**What the task requires:** Find each line with "JSON" and copy it.

── Data lines ──

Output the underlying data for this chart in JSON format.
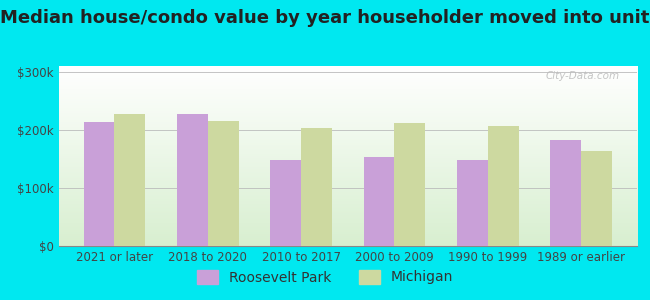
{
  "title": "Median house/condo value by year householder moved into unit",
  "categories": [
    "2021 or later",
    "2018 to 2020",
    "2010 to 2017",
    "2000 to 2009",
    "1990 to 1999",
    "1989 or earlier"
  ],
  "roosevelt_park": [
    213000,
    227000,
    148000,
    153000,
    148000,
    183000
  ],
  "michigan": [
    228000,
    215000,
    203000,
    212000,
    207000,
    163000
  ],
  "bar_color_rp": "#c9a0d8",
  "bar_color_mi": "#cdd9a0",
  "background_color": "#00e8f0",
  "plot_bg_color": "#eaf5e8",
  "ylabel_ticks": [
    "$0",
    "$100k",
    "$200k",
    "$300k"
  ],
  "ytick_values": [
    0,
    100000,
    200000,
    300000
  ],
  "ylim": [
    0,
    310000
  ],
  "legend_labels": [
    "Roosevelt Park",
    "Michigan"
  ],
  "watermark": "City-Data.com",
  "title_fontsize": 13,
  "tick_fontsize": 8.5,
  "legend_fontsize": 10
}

───
── Data lines ──

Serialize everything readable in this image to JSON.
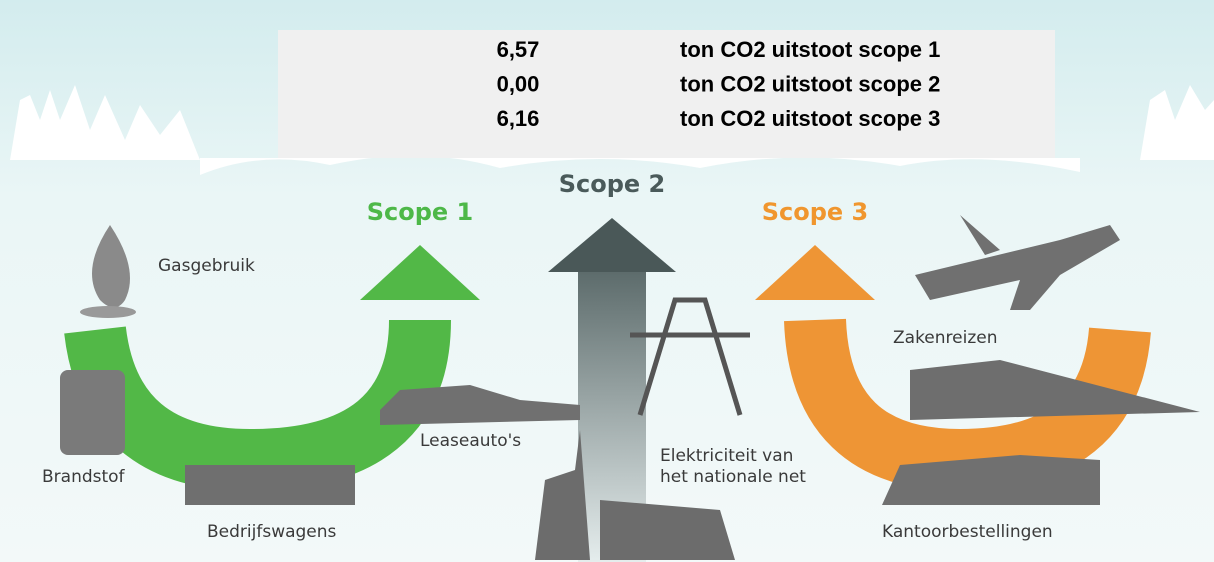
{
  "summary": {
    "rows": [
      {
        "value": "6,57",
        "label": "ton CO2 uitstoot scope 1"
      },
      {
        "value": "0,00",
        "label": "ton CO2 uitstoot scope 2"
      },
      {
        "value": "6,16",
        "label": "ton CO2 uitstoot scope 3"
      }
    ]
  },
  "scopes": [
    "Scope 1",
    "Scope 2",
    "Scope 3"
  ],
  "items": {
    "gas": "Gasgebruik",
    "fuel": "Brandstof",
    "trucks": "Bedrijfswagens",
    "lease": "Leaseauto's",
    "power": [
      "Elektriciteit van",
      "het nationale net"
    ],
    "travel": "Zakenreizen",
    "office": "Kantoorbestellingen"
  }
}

───
── Data lines ──

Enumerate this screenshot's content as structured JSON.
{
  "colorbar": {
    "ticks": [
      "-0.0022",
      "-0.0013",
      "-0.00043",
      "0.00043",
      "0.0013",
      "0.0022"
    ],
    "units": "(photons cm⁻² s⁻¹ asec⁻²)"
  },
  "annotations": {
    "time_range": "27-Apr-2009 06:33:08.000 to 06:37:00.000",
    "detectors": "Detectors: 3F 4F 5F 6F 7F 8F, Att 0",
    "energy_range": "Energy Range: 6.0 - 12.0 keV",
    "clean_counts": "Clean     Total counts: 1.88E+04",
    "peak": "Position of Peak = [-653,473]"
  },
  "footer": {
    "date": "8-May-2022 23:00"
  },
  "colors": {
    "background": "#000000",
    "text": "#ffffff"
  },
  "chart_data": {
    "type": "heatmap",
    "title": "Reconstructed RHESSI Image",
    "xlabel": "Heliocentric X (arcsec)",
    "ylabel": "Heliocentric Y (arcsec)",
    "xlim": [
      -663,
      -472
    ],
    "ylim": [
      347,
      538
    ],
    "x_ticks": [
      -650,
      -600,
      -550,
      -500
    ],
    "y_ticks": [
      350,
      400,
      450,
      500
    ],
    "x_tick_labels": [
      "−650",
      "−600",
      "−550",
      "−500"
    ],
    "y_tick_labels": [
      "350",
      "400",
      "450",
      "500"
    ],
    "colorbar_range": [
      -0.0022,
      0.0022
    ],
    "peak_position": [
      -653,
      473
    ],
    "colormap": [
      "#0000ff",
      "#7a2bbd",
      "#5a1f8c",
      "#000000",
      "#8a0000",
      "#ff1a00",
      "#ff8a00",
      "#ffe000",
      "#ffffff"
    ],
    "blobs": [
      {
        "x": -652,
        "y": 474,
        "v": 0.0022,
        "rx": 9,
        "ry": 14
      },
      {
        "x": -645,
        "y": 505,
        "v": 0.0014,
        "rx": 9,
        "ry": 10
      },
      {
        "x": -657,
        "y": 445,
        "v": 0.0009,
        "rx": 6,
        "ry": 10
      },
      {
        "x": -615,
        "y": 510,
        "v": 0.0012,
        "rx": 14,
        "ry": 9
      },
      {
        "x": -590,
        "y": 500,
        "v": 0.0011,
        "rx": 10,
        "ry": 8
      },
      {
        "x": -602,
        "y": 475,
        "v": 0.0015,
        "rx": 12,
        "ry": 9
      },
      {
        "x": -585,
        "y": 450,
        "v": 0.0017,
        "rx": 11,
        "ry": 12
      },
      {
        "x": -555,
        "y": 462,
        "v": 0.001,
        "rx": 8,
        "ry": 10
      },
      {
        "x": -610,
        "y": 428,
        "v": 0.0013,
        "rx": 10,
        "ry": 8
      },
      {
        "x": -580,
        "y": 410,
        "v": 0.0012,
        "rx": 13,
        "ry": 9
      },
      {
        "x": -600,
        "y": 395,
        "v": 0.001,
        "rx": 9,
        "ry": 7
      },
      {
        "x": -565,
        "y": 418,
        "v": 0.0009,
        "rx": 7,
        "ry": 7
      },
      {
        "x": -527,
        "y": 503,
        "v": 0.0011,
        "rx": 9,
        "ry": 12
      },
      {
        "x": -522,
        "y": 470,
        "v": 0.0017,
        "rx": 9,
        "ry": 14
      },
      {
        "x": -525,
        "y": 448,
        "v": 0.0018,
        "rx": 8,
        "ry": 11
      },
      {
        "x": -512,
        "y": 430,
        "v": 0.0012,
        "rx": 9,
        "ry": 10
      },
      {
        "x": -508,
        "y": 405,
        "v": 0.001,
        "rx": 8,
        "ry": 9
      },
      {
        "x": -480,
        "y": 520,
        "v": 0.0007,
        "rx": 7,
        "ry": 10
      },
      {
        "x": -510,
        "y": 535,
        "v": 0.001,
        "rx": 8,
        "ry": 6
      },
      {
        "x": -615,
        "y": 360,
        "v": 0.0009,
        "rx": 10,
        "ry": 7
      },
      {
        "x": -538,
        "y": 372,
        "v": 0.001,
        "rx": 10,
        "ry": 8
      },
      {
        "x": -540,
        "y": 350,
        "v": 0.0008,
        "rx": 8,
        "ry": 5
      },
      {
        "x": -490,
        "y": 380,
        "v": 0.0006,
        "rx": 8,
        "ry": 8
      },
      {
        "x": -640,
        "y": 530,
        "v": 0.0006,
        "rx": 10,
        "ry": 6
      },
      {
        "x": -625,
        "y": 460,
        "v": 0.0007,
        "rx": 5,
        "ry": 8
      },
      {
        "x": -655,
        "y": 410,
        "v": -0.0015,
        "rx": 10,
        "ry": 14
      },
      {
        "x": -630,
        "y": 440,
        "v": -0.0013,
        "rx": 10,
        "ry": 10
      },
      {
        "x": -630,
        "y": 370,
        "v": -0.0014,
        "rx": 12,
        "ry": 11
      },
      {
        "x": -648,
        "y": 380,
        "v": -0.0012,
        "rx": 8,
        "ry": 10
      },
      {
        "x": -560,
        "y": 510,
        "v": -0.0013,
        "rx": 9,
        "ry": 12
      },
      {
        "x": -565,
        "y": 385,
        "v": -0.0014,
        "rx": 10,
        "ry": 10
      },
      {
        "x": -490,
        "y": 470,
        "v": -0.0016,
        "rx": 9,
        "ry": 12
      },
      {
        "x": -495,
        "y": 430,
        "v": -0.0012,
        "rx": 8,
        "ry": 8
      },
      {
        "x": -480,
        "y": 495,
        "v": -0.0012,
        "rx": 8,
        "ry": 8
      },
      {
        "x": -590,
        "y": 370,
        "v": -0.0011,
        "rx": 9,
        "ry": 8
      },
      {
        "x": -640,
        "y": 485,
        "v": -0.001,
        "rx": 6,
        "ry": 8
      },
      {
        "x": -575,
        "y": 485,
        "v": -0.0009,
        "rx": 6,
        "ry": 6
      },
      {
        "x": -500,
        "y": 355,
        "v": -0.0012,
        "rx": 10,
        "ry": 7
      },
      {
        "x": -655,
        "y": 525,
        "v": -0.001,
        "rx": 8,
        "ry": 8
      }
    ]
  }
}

───

**Finished exercise:**
Output the underlying data for this chart in JSON format.
Serialize everything readable in this image to JSON.
Enumerate this screenshot's content as structured JSON.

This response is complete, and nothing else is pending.